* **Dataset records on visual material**
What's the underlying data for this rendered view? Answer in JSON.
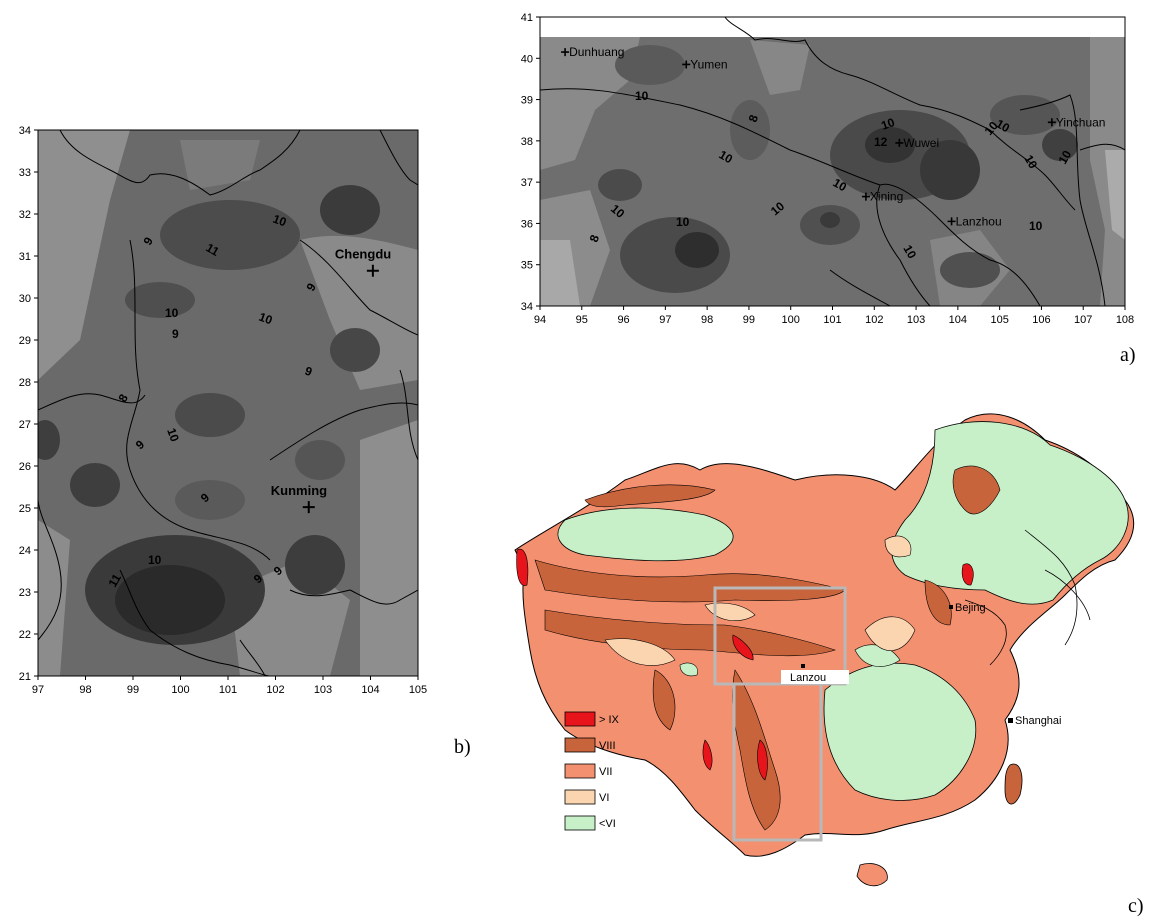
{
  "panel_a": {
    "label": "a)",
    "x_ticks": [
      "94",
      "95",
      "96",
      "97",
      "98",
      "99",
      "100",
      "101",
      "102",
      "103",
      "104",
      "105",
      "106",
      "107",
      "108"
    ],
    "y_ticks": [
      "34",
      "35",
      "36",
      "37",
      "38",
      "39",
      "40",
      "41"
    ],
    "cities": [
      {
        "name": "Dunhuang",
        "lon": 94.6,
        "lat": 40.15
      },
      {
        "name": "Yumen",
        "lon": 97.5,
        "lat": 39.85
      },
      {
        "name": "Wuwei",
        "lon": 102.6,
        "lat": 37.95
      },
      {
        "name": "Xining",
        "lon": 101.8,
        "lat": 36.65
      },
      {
        "name": "Lanzhou",
        "lon": 103.85,
        "lat": 36.05
      },
      {
        "name": "Yinchuan",
        "lon": 106.25,
        "lat": 38.45
      }
    ],
    "contour_labels": [
      "10",
      "8",
      "10",
      "10",
      "12",
      "10",
      "10",
      "10",
      "10",
      "10",
      "10",
      "10",
      "10",
      "8",
      "10",
      "10"
    ]
  },
  "panel_b": {
    "label": "b)",
    "x_ticks": [
      "97",
      "98",
      "99",
      "100",
      "101",
      "102",
      "103",
      "104",
      "105"
    ],
    "y_ticks": [
      "21",
      "22",
      "23",
      "24",
      "25",
      "26",
      "27",
      "28",
      "29",
      "30",
      "31",
      "32",
      "33",
      "34"
    ],
    "cities": [
      {
        "name": "Chengdu",
        "lon": 104.05,
        "lat": 30.65
      },
      {
        "name": "Kunming",
        "lon": 102.7,
        "lat": 25.02
      }
    ],
    "contour_labels": [
      "10",
      "9",
      "11",
      "9",
      "10",
      "9",
      "10",
      "9",
      "8",
      "10",
      "9",
      "9",
      "10",
      "11",
      "9",
      "9"
    ]
  },
  "panel_c": {
    "label": "c)",
    "cities": [
      "Bejing",
      "Lanzou",
      "Shanghai"
    ],
    "legend": [
      {
        "label": "> IX",
        "color": "#e8141b"
      },
      {
        "label": "VIII",
        "color": "#c8643c"
      },
      {
        "label": "VII",
        "color": "#f39070"
      },
      {
        "label": "VI",
        "color": "#fbd4b0"
      },
      {
        "label": "<VI",
        "color": "#c8f0c8"
      }
    ]
  }
}
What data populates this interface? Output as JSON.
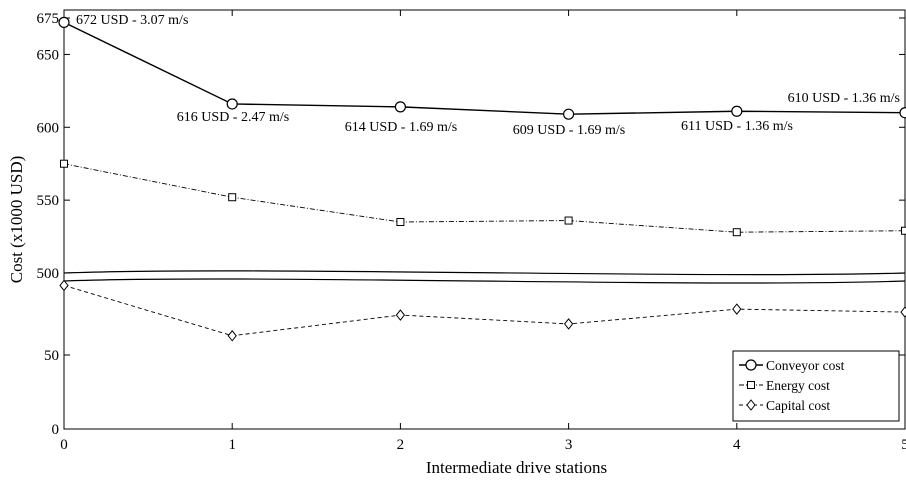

* **AIM OF THE EXERCISE**
Find the word "color" in the records and pull out each line that has it.

* **COMPLETED TASK**
        "color": "#e8141b"
        "color": "#c8643c"
        "color": "#f39070"
        "color": "#fbd4b0"
        "color": "#c8f0c8"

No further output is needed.